Record excerpts:
====

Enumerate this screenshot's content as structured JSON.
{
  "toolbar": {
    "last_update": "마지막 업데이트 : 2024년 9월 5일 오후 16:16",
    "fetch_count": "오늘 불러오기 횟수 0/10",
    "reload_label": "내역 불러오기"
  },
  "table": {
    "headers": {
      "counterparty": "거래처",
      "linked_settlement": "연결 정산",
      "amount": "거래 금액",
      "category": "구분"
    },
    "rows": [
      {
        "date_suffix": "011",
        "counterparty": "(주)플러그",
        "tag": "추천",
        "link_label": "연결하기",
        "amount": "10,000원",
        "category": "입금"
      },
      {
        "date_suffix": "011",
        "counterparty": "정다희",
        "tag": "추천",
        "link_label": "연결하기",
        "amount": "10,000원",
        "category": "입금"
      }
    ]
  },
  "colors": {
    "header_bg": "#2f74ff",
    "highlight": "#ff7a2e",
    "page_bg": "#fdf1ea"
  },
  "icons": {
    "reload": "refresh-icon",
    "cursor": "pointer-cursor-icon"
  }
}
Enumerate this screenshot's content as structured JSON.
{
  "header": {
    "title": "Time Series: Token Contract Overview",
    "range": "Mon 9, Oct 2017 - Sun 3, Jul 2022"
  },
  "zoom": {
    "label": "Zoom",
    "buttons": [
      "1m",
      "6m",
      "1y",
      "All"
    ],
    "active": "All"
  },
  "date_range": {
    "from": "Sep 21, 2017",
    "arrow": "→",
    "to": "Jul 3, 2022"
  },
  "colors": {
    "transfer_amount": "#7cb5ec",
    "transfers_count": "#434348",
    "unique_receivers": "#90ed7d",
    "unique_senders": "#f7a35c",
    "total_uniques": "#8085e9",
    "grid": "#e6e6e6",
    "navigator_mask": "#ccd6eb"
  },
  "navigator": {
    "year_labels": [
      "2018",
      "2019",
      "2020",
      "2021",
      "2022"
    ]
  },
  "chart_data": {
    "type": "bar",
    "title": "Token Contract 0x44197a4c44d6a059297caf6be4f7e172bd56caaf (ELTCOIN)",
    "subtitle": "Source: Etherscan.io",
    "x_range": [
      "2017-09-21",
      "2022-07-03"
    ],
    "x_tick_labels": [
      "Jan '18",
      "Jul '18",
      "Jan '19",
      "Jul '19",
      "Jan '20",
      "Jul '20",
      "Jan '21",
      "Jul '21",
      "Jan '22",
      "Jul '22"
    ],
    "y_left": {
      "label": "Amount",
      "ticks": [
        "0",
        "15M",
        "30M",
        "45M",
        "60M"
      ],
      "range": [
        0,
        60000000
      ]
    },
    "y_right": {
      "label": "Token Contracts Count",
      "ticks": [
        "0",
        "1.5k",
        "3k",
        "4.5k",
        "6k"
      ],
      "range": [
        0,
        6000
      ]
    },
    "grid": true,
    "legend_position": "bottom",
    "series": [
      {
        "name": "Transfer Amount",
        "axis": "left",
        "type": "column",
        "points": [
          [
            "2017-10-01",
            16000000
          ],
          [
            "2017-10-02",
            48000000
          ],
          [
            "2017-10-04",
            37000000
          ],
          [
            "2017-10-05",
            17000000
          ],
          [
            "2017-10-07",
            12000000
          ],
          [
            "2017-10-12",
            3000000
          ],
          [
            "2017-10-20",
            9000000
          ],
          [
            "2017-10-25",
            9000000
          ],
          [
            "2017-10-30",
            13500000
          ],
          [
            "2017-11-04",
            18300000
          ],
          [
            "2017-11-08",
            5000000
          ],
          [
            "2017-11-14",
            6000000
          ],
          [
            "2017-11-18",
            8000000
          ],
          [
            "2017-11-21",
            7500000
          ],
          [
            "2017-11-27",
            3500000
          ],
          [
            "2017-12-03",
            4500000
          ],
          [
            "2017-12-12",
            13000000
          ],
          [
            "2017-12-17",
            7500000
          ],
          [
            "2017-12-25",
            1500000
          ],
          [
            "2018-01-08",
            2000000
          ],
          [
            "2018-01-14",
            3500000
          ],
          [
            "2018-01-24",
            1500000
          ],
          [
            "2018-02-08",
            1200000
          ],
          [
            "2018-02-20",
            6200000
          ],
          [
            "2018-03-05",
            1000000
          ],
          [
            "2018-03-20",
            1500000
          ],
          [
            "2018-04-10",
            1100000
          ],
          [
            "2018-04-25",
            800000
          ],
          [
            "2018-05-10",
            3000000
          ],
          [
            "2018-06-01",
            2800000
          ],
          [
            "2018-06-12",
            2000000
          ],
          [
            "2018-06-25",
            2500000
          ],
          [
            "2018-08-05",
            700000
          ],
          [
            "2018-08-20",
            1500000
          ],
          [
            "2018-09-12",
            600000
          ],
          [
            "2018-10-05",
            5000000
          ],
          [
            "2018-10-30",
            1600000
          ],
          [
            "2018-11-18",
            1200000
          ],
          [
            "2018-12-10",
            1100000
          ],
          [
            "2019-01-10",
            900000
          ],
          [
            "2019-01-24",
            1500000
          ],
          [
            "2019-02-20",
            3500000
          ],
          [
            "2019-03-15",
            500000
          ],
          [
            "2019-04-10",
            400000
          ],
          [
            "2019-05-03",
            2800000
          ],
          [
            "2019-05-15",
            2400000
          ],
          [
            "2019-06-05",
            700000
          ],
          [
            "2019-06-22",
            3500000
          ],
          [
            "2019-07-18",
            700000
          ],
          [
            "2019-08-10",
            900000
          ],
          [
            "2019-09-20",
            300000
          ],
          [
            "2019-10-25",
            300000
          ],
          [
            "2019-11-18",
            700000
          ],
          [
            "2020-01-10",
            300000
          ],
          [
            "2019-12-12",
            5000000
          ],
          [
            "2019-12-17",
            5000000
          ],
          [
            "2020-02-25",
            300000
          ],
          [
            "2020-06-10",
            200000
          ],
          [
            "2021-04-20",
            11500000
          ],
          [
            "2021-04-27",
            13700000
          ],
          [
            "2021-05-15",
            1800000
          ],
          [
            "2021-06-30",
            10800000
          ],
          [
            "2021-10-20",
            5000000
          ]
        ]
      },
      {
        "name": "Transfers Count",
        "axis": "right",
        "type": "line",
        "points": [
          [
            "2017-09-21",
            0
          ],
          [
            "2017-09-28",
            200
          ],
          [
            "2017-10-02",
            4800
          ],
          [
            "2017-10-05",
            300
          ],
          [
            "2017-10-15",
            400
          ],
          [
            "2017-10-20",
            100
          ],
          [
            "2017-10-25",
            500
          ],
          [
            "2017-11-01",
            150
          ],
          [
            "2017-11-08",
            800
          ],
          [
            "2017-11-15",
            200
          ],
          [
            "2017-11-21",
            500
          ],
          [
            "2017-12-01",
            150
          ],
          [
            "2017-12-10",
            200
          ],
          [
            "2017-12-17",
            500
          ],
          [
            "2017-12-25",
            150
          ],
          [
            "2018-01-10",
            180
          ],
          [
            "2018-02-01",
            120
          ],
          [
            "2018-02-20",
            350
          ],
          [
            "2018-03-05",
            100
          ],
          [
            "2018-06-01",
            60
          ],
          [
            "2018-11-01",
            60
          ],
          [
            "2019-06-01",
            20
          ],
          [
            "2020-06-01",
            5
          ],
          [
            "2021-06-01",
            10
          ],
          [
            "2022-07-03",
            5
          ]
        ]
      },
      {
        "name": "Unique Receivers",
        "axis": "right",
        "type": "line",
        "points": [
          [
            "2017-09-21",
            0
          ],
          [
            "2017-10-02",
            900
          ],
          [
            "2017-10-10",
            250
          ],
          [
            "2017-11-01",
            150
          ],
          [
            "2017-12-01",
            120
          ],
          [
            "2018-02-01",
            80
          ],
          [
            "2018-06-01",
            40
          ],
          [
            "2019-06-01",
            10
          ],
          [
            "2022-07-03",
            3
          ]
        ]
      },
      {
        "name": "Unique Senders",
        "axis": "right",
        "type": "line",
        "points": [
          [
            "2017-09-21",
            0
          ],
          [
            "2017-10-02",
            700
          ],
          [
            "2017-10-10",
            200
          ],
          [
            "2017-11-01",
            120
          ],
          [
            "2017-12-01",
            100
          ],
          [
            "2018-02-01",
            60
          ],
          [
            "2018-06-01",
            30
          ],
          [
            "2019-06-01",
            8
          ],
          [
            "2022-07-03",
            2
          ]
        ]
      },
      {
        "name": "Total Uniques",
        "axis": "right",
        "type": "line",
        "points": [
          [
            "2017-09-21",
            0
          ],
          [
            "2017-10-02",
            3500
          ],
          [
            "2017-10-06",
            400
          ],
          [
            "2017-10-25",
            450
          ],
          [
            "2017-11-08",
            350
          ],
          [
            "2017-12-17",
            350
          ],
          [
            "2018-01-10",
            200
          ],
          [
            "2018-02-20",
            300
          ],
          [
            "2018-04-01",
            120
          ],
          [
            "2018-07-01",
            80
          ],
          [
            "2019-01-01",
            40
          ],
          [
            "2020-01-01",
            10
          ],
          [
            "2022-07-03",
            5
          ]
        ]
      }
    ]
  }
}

====

Your goal: Within the listing above, copy each line that has the string "counterparty".

Solution to this exercise:
      "counterparty": "거래처",
        "counterparty": "(주)플러그",
        "counterparty": "정다희",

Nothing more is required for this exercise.